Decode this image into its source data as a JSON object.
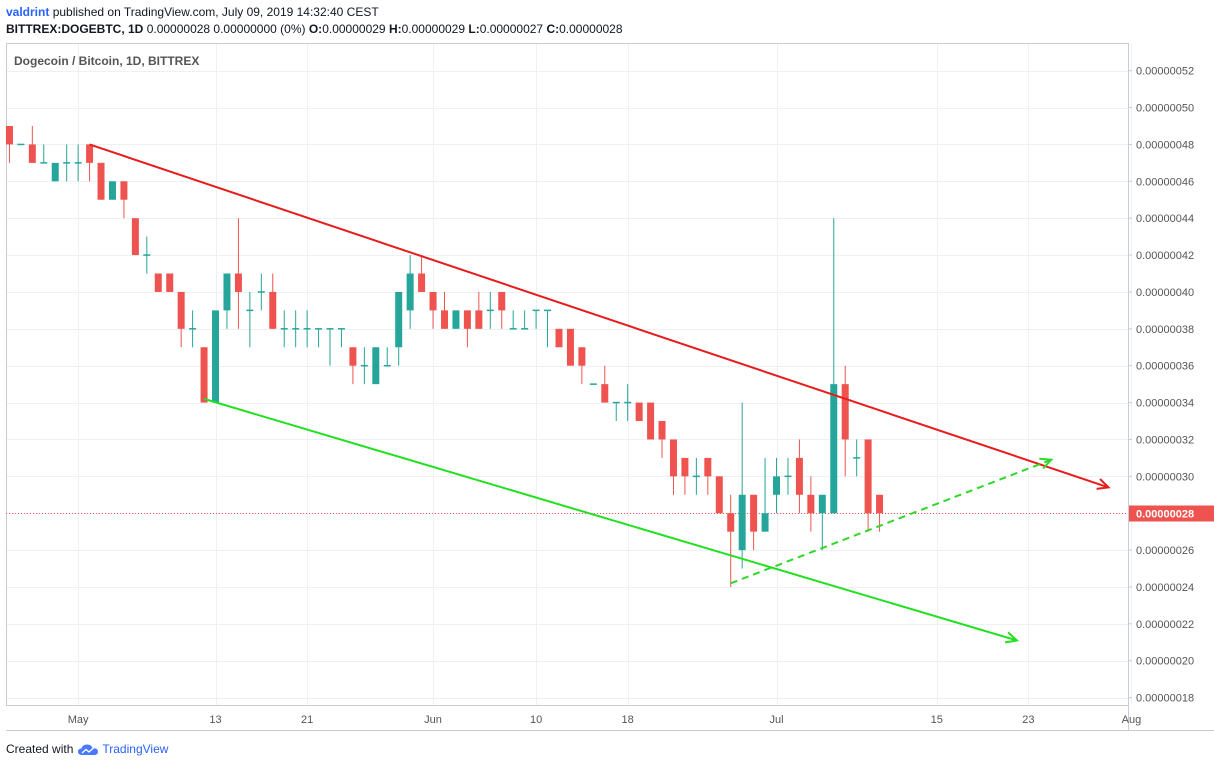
{
  "header": {
    "author": "valdrint",
    "published_text": "published on TradingView.com, July 09, 2019 14:32:40 CEST",
    "symbol": "BITTREX:DOGEBTC, 1D",
    "change": "0.00000028 0.00000000 (0%)",
    "ohlc": [
      {
        "key": "O:",
        "value": "0.00000029"
      },
      {
        "key": "H:",
        "value": "0.00000029"
      },
      {
        "key": "L:",
        "value": "0.00000027"
      },
      {
        "key": "C:",
        "value": "0.00000028"
      }
    ]
  },
  "footer": {
    "created_with": "Created with",
    "brand": "TradingView"
  },
  "colors": {
    "up": "#26a69a",
    "down": "#ef5350",
    "resistance": "#e81c1c",
    "support": "#22e01f",
    "projection": "#2fd82a",
    "price_line": "#ef5350",
    "grid": "#eef0f3",
    "axis_text": "#555555",
    "brand": "#2962ff"
  },
  "chart_data": {
    "type": "candlestick",
    "title": "Dogecoin / Bitcoin, 1D, BITTREX",
    "unit_note": "prices in satoshi (1e-8 BTC)",
    "ylim": [
      17.6,
      53.5
    ],
    "y_ticks": [
      18,
      20,
      22,
      24,
      26,
      28,
      30,
      32,
      34,
      36,
      38,
      40,
      42,
      44,
      46,
      48,
      50,
      52
    ],
    "y_tick_labels": [
      "0.00000018",
      "0.00000020",
      "0.00000022",
      "0.00000024",
      "0.00000026",
      "0.00000028",
      "0.00000030",
      "0.00000032",
      "0.00000034",
      "0.00000036",
      "0.00000038",
      "0.00000040",
      "0.00000042",
      "0.00000044",
      "0.00000046",
      "0.00000048",
      "0.00000050",
      "0.00000052"
    ],
    "x_range_days": [
      -6.3,
      91.7
    ],
    "x_ticks": [
      {
        "day": 0,
        "label": "May"
      },
      {
        "day": 12,
        "label": "13"
      },
      {
        "day": 20,
        "label": "21"
      },
      {
        "day": 31,
        "label": "Jun"
      },
      {
        "day": 40,
        "label": "10"
      },
      {
        "day": 48,
        "label": "18"
      },
      {
        "day": 61,
        "label": "Jul"
      },
      {
        "day": 75,
        "label": "15"
      },
      {
        "day": 83,
        "label": "23"
      },
      {
        "day": 92,
        "label": "Aug"
      }
    ],
    "last_price": 28,
    "last_price_label": "0.00000028",
    "candles": [
      {
        "day": -6,
        "o": 49,
        "h": 49,
        "l": 47,
        "c": 48
      },
      {
        "day": -5,
        "o": 48,
        "h": 48,
        "l": 48,
        "c": 48
      },
      {
        "day": -4,
        "o": 48,
        "h": 49,
        "l": 47,
        "c": 47
      },
      {
        "day": -3,
        "o": 47,
        "h": 48,
        "l": 47,
        "c": 47
      },
      {
        "day": -2,
        "o": 46,
        "h": 47,
        "l": 46,
        "c": 47
      },
      {
        "day": -1,
        "o": 47,
        "h": 48,
        "l": 46,
        "c": 47
      },
      {
        "day": 0,
        "o": 47,
        "h": 48,
        "l": 46,
        "c": 47
      },
      {
        "day": 1,
        "o": 48,
        "h": 48,
        "l": 46,
        "c": 47
      },
      {
        "day": 2,
        "o": 47,
        "h": 47,
        "l": 45,
        "c": 45
      },
      {
        "day": 3,
        "o": 45,
        "h": 46,
        "l": 45,
        "c": 46
      },
      {
        "day": 4,
        "o": 46,
        "h": 46,
        "l": 44,
        "c": 45
      },
      {
        "day": 5,
        "o": 44,
        "h": 44,
        "l": 42,
        "c": 42
      },
      {
        "day": 6,
        "o": 42,
        "h": 43,
        "l": 41,
        "c": 42
      },
      {
        "day": 7,
        "o": 41,
        "h": 41,
        "l": 40,
        "c": 40
      },
      {
        "day": 8,
        "o": 41,
        "h": 41,
        "l": 40,
        "c": 40
      },
      {
        "day": 9,
        "o": 40,
        "h": 40,
        "l": 37,
        "c": 38
      },
      {
        "day": 10,
        "o": 38,
        "h": 39,
        "l": 37,
        "c": 38
      },
      {
        "day": 11,
        "o": 37,
        "h": 37,
        "l": 34,
        "c": 34
      },
      {
        "day": 12,
        "o": 34,
        "h": 39,
        "l": 34,
        "c": 39
      },
      {
        "day": 13,
        "o": 39,
        "h": 41,
        "l": 38,
        "c": 41
      },
      {
        "day": 14,
        "o": 41,
        "h": 44,
        "l": 38,
        "c": 40
      },
      {
        "day": 15,
        "o": 39,
        "h": 40,
        "l": 37,
        "c": 39
      },
      {
        "day": 16,
        "o": 40,
        "h": 41,
        "l": 39,
        "c": 40
      },
      {
        "day": 17,
        "o": 40,
        "h": 41,
        "l": 38,
        "c": 38
      },
      {
        "day": 18,
        "o": 38,
        "h": 39,
        "l": 37,
        "c": 38
      },
      {
        "day": 19,
        "o": 38,
        "h": 39,
        "l": 37,
        "c": 38
      },
      {
        "day": 20,
        "o": 38,
        "h": 39,
        "l": 37,
        "c": 38
      },
      {
        "day": 21,
        "o": 38,
        "h": 38,
        "l": 37,
        "c": 38
      },
      {
        "day": 22,
        "o": 38,
        "h": 38,
        "l": 36,
        "c": 38
      },
      {
        "day": 23,
        "o": 38,
        "h": 38,
        "l": 37,
        "c": 38
      },
      {
        "day": 24,
        "o": 37,
        "h": 37,
        "l": 35,
        "c": 36
      },
      {
        "day": 25,
        "o": 36,
        "h": 37,
        "l": 35,
        "c": 36
      },
      {
        "day": 26,
        "o": 35,
        "h": 37,
        "l": 35,
        "c": 37
      },
      {
        "day": 27,
        "o": 36,
        "h": 37,
        "l": 36,
        "c": 36
      },
      {
        "day": 28,
        "o": 37,
        "h": 40,
        "l": 36,
        "c": 40
      },
      {
        "day": 29,
        "o": 39,
        "h": 42,
        "l": 38,
        "c": 41
      },
      {
        "day": 30,
        "o": 41,
        "h": 42,
        "l": 40,
        "c": 40
      },
      {
        "day": 31,
        "o": 40,
        "h": 40,
        "l": 38,
        "c": 39
      },
      {
        "day": 32,
        "o": 39,
        "h": 40,
        "l": 38,
        "c": 38
      },
      {
        "day": 33,
        "o": 38,
        "h": 39,
        "l": 38,
        "c": 39
      },
      {
        "day": 34,
        "o": 39,
        "h": 39,
        "l": 37,
        "c": 38
      },
      {
        "day": 35,
        "o": 39,
        "h": 40,
        "l": 38,
        "c": 38
      },
      {
        "day": 36,
        "o": 39,
        "h": 40,
        "l": 38,
        "c": 39
      },
      {
        "day": 37,
        "o": 40,
        "h": 40,
        "l": 38,
        "c": 39
      },
      {
        "day": 38,
        "o": 38,
        "h": 39,
        "l": 38,
        "c": 38
      },
      {
        "day": 39,
        "o": 38,
        "h": 39,
        "l": 38,
        "c": 38
      },
      {
        "day": 40,
        "o": 39,
        "h": 39,
        "l": 38,
        "c": 39
      },
      {
        "day": 41,
        "o": 39,
        "h": 39,
        "l": 37,
        "c": 39
      },
      {
        "day": 42,
        "o": 38,
        "h": 38,
        "l": 37,
        "c": 37
      },
      {
        "day": 43,
        "o": 38,
        "h": 38,
        "l": 36,
        "c": 36
      },
      {
        "day": 44,
        "o": 37,
        "h": 37,
        "l": 35,
        "c": 36
      },
      {
        "day": 45,
        "o": 35,
        "h": 35,
        "l": 35,
        "c": 35
      },
      {
        "day": 46,
        "o": 35,
        "h": 36,
        "l": 34,
        "c": 34
      },
      {
        "day": 47,
        "o": 34,
        "h": 34,
        "l": 33,
        "c": 34
      },
      {
        "day": 48,
        "o": 34,
        "h": 35,
        "l": 33,
        "c": 34
      },
      {
        "day": 49,
        "o": 34,
        "h": 34,
        "l": 33,
        "c": 33
      },
      {
        "day": 50,
        "o": 34,
        "h": 34,
        "l": 32,
        "c": 32
      },
      {
        "day": 51,
        "o": 33,
        "h": 33,
        "l": 31,
        "c": 32
      },
      {
        "day": 52,
        "o": 32,
        "h": 32,
        "l": 29,
        "c": 30
      },
      {
        "day": 53,
        "o": 31,
        "h": 31,
        "l": 29,
        "c": 30
      },
      {
        "day": 54,
        "o": 30,
        "h": 31,
        "l": 29,
        "c": 30
      },
      {
        "day": 55,
        "o": 31,
        "h": 31,
        "l": 29,
        "c": 30
      },
      {
        "day": 56,
        "o": 30,
        "h": 30,
        "l": 28,
        "c": 28
      },
      {
        "day": 57,
        "o": 28,
        "h": 29,
        "l": 24,
        "c": 27
      },
      {
        "day": 58,
        "o": 26,
        "h": 34,
        "l": 25,
        "c": 29
      },
      {
        "day": 59,
        "o": 29,
        "h": 29,
        "l": 26,
        "c": 27
      },
      {
        "day": 60,
        "o": 27,
        "h": 31,
        "l": 27,
        "c": 28
      },
      {
        "day": 61,
        "o": 29,
        "h": 31,
        "l": 28,
        "c": 30
      },
      {
        "day": 62,
        "o": 30,
        "h": 31,
        "l": 29,
        "c": 30
      },
      {
        "day": 63,
        "o": 31,
        "h": 32,
        "l": 28,
        "c": 29
      },
      {
        "day": 64,
        "o": 29,
        "h": 30,
        "l": 27,
        "c": 28
      },
      {
        "day": 65,
        "o": 28,
        "h": 29,
        "l": 26,
        "c": 29
      },
      {
        "day": 66,
        "o": 28,
        "h": 44,
        "l": 28,
        "c": 35
      },
      {
        "day": 67,
        "o": 35,
        "h": 36,
        "l": 30,
        "c": 32
      },
      {
        "day": 68,
        "o": 31,
        "h": 32,
        "l": 30,
        "c": 31
      },
      {
        "day": 69,
        "o": 32,
        "h": 32,
        "l": 27,
        "c": 28
      },
      {
        "day": 70,
        "o": 29,
        "h": 29,
        "l": 27,
        "c": 28
      }
    ],
    "trendlines": [
      {
        "name": "resistance",
        "style": "solid",
        "arrow": true,
        "from": {
          "day": 1,
          "price": 48
        },
        "to": {
          "day": 90,
          "price": 29.4
        }
      },
      {
        "name": "support",
        "style": "solid",
        "arrow": true,
        "from": {
          "day": 11,
          "price": 34.2
        },
        "to": {
          "day": 82,
          "price": 21.1
        }
      },
      {
        "name": "rising-support",
        "style": "dashed",
        "arrow": true,
        "from": {
          "day": 57,
          "price": 24.2
        },
        "to": {
          "day": 85,
          "price": 30.9
        }
      }
    ]
  }
}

+ + + +

§ REQUIRED WORK:
The answer must consist solely of the number of lines in the entries that contain the word "BITTREX".

§ SOLUTION TO THIS PROBLEM:
2